Problem:
Print each line exactly as it is given.

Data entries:
◆ ◆ ◆

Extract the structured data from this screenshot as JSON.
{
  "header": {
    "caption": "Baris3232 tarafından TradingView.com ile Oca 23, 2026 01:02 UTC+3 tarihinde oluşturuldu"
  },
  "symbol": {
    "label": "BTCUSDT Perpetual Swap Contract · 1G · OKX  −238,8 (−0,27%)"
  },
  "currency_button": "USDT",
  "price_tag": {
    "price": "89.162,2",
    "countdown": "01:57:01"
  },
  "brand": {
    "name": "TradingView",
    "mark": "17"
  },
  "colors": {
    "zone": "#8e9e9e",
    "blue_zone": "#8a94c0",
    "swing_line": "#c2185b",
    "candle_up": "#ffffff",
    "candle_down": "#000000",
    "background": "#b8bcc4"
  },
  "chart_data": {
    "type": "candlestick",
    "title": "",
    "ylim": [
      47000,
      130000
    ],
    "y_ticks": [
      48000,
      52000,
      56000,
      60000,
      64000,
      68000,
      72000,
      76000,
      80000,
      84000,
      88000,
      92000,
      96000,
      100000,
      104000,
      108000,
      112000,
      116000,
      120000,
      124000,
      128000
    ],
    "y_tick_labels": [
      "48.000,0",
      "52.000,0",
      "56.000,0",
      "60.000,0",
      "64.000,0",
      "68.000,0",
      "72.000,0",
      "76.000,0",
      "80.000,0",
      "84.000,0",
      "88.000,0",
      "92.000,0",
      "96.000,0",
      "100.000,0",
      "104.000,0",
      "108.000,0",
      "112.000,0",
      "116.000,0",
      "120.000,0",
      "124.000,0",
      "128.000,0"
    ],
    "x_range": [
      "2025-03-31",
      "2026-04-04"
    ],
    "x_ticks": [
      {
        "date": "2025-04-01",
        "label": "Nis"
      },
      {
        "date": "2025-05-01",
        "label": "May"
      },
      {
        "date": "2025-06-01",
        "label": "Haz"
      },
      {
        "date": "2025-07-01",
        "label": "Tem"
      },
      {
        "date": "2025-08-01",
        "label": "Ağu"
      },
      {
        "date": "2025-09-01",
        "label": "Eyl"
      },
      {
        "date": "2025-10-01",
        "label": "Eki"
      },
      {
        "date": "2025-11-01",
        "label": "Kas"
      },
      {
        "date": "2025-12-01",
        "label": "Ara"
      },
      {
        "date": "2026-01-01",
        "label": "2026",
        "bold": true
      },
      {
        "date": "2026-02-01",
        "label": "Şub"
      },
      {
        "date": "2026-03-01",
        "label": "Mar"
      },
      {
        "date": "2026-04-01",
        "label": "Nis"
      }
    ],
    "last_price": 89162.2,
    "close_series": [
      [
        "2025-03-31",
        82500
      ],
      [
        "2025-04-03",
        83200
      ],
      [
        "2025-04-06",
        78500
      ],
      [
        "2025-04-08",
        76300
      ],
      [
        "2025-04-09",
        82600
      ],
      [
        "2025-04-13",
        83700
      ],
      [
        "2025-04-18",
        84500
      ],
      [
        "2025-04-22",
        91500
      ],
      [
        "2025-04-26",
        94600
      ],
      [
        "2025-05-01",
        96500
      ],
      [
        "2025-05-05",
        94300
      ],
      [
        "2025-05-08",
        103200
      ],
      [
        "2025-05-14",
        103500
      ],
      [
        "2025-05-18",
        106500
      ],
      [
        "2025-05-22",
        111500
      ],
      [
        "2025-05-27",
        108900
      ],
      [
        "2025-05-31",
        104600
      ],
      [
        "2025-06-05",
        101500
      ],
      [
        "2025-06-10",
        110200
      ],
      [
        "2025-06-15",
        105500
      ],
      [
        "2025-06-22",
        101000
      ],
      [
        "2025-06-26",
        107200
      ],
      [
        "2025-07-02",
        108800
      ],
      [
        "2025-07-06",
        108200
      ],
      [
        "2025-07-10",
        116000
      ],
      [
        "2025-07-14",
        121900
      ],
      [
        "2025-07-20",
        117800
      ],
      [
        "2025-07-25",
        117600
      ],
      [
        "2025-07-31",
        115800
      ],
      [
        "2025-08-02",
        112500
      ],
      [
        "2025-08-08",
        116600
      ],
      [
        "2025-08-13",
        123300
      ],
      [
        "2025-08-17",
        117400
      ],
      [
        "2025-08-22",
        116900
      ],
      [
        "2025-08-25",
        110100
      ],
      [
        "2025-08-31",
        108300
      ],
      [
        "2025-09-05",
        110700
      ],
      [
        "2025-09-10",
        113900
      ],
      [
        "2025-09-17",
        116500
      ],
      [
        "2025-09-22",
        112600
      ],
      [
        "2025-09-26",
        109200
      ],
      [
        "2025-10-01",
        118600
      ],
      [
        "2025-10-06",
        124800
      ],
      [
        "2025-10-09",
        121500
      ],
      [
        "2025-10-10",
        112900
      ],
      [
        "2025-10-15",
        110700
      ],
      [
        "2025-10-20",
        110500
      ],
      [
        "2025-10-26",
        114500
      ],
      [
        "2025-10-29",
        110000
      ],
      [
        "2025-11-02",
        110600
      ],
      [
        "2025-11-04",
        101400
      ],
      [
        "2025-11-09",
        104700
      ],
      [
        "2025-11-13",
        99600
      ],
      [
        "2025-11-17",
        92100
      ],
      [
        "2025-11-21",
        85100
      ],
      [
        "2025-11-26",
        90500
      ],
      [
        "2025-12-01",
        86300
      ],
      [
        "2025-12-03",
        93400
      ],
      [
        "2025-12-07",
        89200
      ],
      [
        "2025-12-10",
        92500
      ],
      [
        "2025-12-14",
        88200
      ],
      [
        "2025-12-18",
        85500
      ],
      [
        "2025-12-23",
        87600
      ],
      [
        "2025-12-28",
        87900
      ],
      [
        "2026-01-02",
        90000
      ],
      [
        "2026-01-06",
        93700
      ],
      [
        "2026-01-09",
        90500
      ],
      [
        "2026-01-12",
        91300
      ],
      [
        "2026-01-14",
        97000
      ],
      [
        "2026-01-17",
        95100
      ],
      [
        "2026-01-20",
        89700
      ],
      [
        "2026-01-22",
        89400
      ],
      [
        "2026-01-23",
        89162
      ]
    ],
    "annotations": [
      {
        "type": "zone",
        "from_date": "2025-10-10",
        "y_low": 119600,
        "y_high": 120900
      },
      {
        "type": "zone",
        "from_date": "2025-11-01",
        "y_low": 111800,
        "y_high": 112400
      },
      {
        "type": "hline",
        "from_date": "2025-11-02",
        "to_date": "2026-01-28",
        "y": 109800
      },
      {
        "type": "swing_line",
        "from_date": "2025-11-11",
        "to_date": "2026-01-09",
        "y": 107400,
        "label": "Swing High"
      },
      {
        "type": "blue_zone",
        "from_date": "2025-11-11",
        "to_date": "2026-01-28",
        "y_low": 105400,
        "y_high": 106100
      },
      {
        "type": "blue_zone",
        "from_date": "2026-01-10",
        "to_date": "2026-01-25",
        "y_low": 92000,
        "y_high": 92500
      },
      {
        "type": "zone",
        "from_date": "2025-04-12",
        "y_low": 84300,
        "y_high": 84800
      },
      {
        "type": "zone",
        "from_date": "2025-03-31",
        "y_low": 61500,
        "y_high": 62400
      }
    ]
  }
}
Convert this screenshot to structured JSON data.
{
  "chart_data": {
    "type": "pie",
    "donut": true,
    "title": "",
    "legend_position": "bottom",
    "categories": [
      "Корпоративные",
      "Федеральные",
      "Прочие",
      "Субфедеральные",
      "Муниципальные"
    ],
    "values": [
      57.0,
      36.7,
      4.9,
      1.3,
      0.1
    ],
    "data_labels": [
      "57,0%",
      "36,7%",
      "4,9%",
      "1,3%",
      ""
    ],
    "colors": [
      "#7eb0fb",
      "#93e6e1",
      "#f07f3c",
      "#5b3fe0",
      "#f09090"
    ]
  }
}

◆ ◆ ◆

Exercise response:
Extract the structured data from this screenshot as JSON.
{
  "header": {
    "caption": "Baris3232 tarafından TradingView.com ile Oca 23, 2026 01:02 UTC+3 tarihinde oluşturuldu"
  },
  "symbol": {
    "label": "BTCUSDT Perpetual Swap Contract · 1G · OKX  −238,8 (−0,27%)"
  },
  "currency_button": "USDT",
  "price_tag": {
    "price": "89.162,2",
    "countdown": "01:57:01"
  },
  "brand": {
    "name": "TradingView",
    "mark": "17"
  },
  "colors": {
    "zone": "#8e9e9e",
    "blue_zone": "#8a94c0",
    "swing_line": "#c2185b",
    "candle_up": "#ffffff",
    "candle_down": "#000000",
    "background": "#b8bcc4"
  },
  "chart_data": {
    "type": "candlestick",
    "title": "",
    "ylim": [
      47000,
      130000
    ],
    "y_ticks": [
      48000,
      52000,
      56000,
      60000,
      64000,
      68000,
      72000,
      76000,
      80000,
      84000,
      88000,
      92000,
      96000,
      100000,
      104000,
      108000,
      112000,
      116000,
      120000,
      124000,
      128000
    ],
    "y_tick_labels": [
      "48.000,0",
      "52.000,0",
      "56.000,0",
      "60.000,0",
      "64.000,0",
      "68.000,0",
      "72.000,0",
      "76.000,0",
      "80.000,0",
      "84.000,0",
      "88.000,0",
      "92.000,0",
      "96.000,0",
      "100.000,0",
      "104.000,0",
      "108.000,0",
      "112.000,0",
      "116.000,0",
      "120.000,0",
      "124.000,0",
      "128.000,0"
    ],
    "x_range": [
      "2025-03-31",
      "2026-04-04"
    ],
    "x_ticks": [
      {
        "date": "2025-04-01",
        "label": "Nis"
      },
      {
        "date": "2025-05-01",
        "label": "May"
      },
      {
        "date": "2025-06-01",
        "label": "Haz"
      },
      {
        "date": "2025-07-01",
        "label": "Tem"
      },
      {
        "date": "2025-08-01",
        "label": "Ağu"
      },
      {
        "date": "2025-09-01",
        "label": "Eyl"
      },
      {
        "date": "2025-10-01",
        "label": "Eki"
      },
      {
        "date": "2025-11-01",
        "label": "Kas"
      },
      {
        "date": "2025-12-01",
        "label": "Ara"
      },
      {
        "date": "2026-01-01",
        "label": "2026",
        "bold": true
      },
      {
        "date": "2026-02-01",
        "label": "Şub"
      },
      {
        "date": "2026-03-01",
        "label": "Mar"
      },
      {
        "date": "2026-04-01",
        "label": "Nis"
      }
    ],
    "last_price": 89162.2,
    "close_series": [
      [
        "2025-03-31",
        82500
      ],
      [
        "2025-04-03",
        83200
      ],
      [
        "2025-04-06",
        78500
      ],
      [
        "2025-04-08",
        76300
      ],
      [
        "2025-04-09",
        82600
      ],
      [
        "2025-04-13",
        83700
      ],
      [
        "2025-04-18",
        84500
      ],
      [
        "2025-04-22",
        91500
      ],
      [
        "2025-04-26",
        94600
      ],
      [
        "2025-05-01",
        96500
      ],
      [
        "2025-05-05",
        94300
      ],
      [
        "2025-05-08",
        103200
      ],
      [
        "2025-05-14",
        103500
      ],
      [
        "2025-05-18",
        106500
      ],
      [
        "2025-05-22",
        111500
      ],
      [
        "2025-05-27",
        108900
      ],
      [
        "2025-05-31",
        104600
      ],
      [
        "2025-06-05",
        101500
      ],
      [
        "2025-06-10",
        110200
      ],
      [
        "2025-06-15",
        105500
      ],
      [
        "2025-06-22",
        101000
      ],
      [
        "2025-06-26",
        107200
      ],
      [
        "2025-07-02",
        108800
      ],
      [
        "2025-07-06",
        108200
      ],
      [
        "2025-07-10",
        116000
      ],
      [
        "2025-07-14",
        121900
      ],
      [
        "2025-07-20",
        117800
      ],
      [
        "2025-07-25",
        117600
      ],
      [
        "2025-07-31",
        115800
      ],
      [
        "2025-08-02",
        112500
      ],
      [
        "2025-08-08",
        116600
      ],
      [
        "2025-08-13",
        123300
      ],
      [
        "2025-08-17",
        117400
      ],
      [
        "2025-08-22",
        116900
      ],
      [
        "2025-08-25",
        110100
      ],
      [
        "2025-08-31",
        108300
      ],
      [
        "2025-09-05",
        110700
      ],
      [
        "2025-09-10",
        113900
      ],
      [
        "2025-09-17",
        116500
      ],
      [
        "2025-09-22",
        112600
      ],
      [
        "2025-09-26",
        109200
      ],
      [
        "2025-10-01",
        118600
      ],
      [
        "2025-10-06",
        124800
      ],
      [
        "2025-10-09",
        121500
      ],
      [
        "2025-10-10",
        112900
      ],
      [
        "2025-10-15",
        110700
      ],
      [
        "2025-10-20",
        110500
      ],
      [
        "2025-10-26",
        114500
      ],
      [
        "2025-10-29",
        110000
      ],
      [
        "2025-11-02",
        110600
      ],
      [
        "2025-11-04",
        101400
      ],
      [
        "2025-11-09",
        104700
      ],
      [
        "2025-11-13",
        99600
      ],
      [
        "2025-11-17",
        92100
      ],
      [
        "2025-11-21",
        85100
      ],
      [
        "2025-11-26",
        90500
      ],
      [
        "2025-12-01",
        86300
      ],
      [
        "2025-12-03",
        93400
      ],
      [
        "2025-12-07",
        89200
      ],
      [
        "2025-12-10",
        92500
      ],
      [
        "2025-12-14",
        88200
      ],
      [
        "2025-12-18",
        85500
      ],
      [
        "2025-12-23",
        87600
      ],
      [
        "2025-12-28",
        87900
      ],
      [
        "2026-01-02",
        90000
      ],
      [
        "2026-01-06",
        93700
      ],
      [
        "2026-01-09",
        90500
      ],
      [
        "2026-01-12",
        91300
      ],
      [
        "2026-01-14",
        97000
      ],
      [
        "2026-01-17",
        95100
      ],
      [
        "2026-01-20",
        89700
      ],
      [
        "2026-01-22",
        89400
      ],
      [
        "2026-01-23",
        89162
      ]
    ],
    "annotations": [
      {
        "type": "zone",
        "from_date": "2025-10-10",
        "y_low": 119600,
        "y_high": 120900
      },
      {
        "type": "zone",
        "from_date": "2025-11-01",
        "y_low": 111800,
        "y_high": 112400
      },
      {
        "type": "hline",
        "from_date": "2025-11-02",
        "to_date": "2026-01-28",
        "y": 109800
      },
      {
        "type": "swing_line",
        "from_date": "2025-11-11",
        "to_date": "2026-01-09",
        "y": 107400,
        "label": "Swing High"
      },
      {
        "type": "blue_zone",
        "from_date": "2025-11-11",
        "to_date": "2026-01-28",
        "y_low": 105400,
        "y_high": 106100
      },
      {
        "type": "blue_zone",
        "from_date": "2026-01-10",
        "to_date": "2026-01-25",
        "y_low": 92000,
        "y_high": 92500
      },
      {
        "type": "zone",
        "from_date": "2025-04-12",
        "y_low": 84300,
        "y_high": 84800
      },
      {
        "type": "zone",
        "from_date": "2025-03-31",
        "y_low": 61500,
        "y_high": 62400
      }
    ]
  }
}
Convert this screenshot to structured JSON data.
{
  "chart_data": {
    "type": "pie",
    "donut": true,
    "title": "",
    "legend_position": "bottom",
    "categories": [
      "Корпоративные",
      "Федеральные",
      "Прочие",
      "Субфедеральные",
      "Муниципальные"
    ],
    "values": [
      57.0,
      36.7,
      4.9,
      1.3,
      0.1
    ],
    "data_labels": [
      "57,0%",
      "36,7%",
      "4,9%",
      "1,3%",
      ""
    ],
    "colors": [
      "#7eb0fb",
      "#93e6e1",
      "#f07f3c",
      "#5b3fe0",
      "#f09090"
    ]
  }
}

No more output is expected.